Items from a figure collection:
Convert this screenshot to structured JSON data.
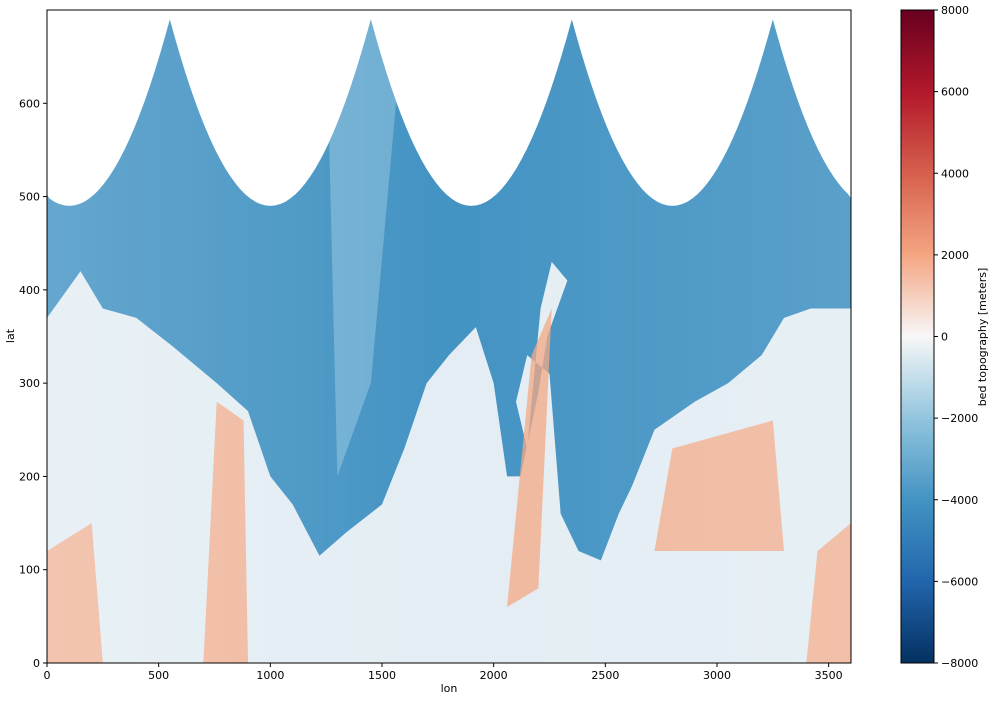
{
  "chart_data": {
    "type": "heatmap",
    "title": "",
    "xlabel": "lon",
    "ylabel": "lat",
    "xlim": [
      0,
      3600
    ],
    "ylim": [
      0,
      700
    ],
    "xticks": [
      0,
      500,
      1000,
      1500,
      2000,
      2500,
      3000,
      3500
    ],
    "yticks": [
      0,
      100,
      200,
      300,
      400,
      500,
      600
    ],
    "colorbar": {
      "label": "bed topography [meters]",
      "colormap": "RdBu_r",
      "vmin": -8000,
      "vmax": 8000,
      "ticks": [
        -8000,
        -6000,
        -4000,
        -2000,
        0,
        2000,
        4000,
        6000,
        8000
      ]
    },
    "data_boundary": {
      "description_of_shape": "scalloped top edge",
      "cusp_lons": [
        550,
        1450,
        2350,
        3250
      ],
      "cusp_lat": 690,
      "trough_lons": [
        100,
        1000,
        1900,
        2800
      ],
      "trough_lat": 490
    },
    "regions": [
      {
        "name": "ocean",
        "approx_value": -4500,
        "lat_range": [
          120,
          700
        ]
      },
      {
        "name": "land",
        "approx_value": 0,
        "lat_range": [
          0,
          420
        ]
      }
    ],
    "colors": {
      "deep": "#053061",
      "ocean": "#4393c3",
      "shelf": "#92c5de",
      "zero": "#f7f7f7",
      "high": "#f4a582",
      "peak": "#67001f"
    }
  }
}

TASK TO CARRY OUT
Output the data above without changes, apart from leaving out the pictures.

WRITTEN RESPONSE
Convert this screenshot to structured JSON data.
{
  "chart_data": {
    "type": "heatmap",
    "title": "",
    "xlabel": "lon",
    "ylabel": "lat",
    "xlim": [
      0,
      3600
    ],
    "ylim": [
      0,
      700
    ],
    "xticks": [
      0,
      500,
      1000,
      1500,
      2000,
      2500,
      3000,
      3500
    ],
    "yticks": [
      0,
      100,
      200,
      300,
      400,
      500,
      600
    ],
    "colorbar": {
      "label": "bed topography [meters]",
      "colormap": "RdBu_r",
      "vmin": -8000,
      "vmax": 8000,
      "ticks": [
        -8000,
        -6000,
        -4000,
        -2000,
        0,
        2000,
        4000,
        6000,
        8000
      ]
    },
    "data_boundary": {
      "description_of_shape": "scalloped top edge",
      "cusp_lons": [
        550,
        1450,
        2350,
        3250
      ],
      "cusp_lat": 690,
      "trough_lons": [
        100,
        1000,
        1900,
        2800
      ],
      "trough_lat": 490
    },
    "regions": [
      {
        "name": "ocean",
        "approx_value": -4500,
        "lat_range": [
          120,
          700
        ]
      },
      {
        "name": "land",
        "approx_value": 0,
        "lat_range": [
          0,
          420
        ]
      }
    ],
    "colors": {
      "deep": "#053061",
      "ocean": "#4393c3",
      "shelf": "#92c5de",
      "zero": "#f7f7f7",
      "high": "#f4a582",
      "peak": "#67001f"
    }
  }
}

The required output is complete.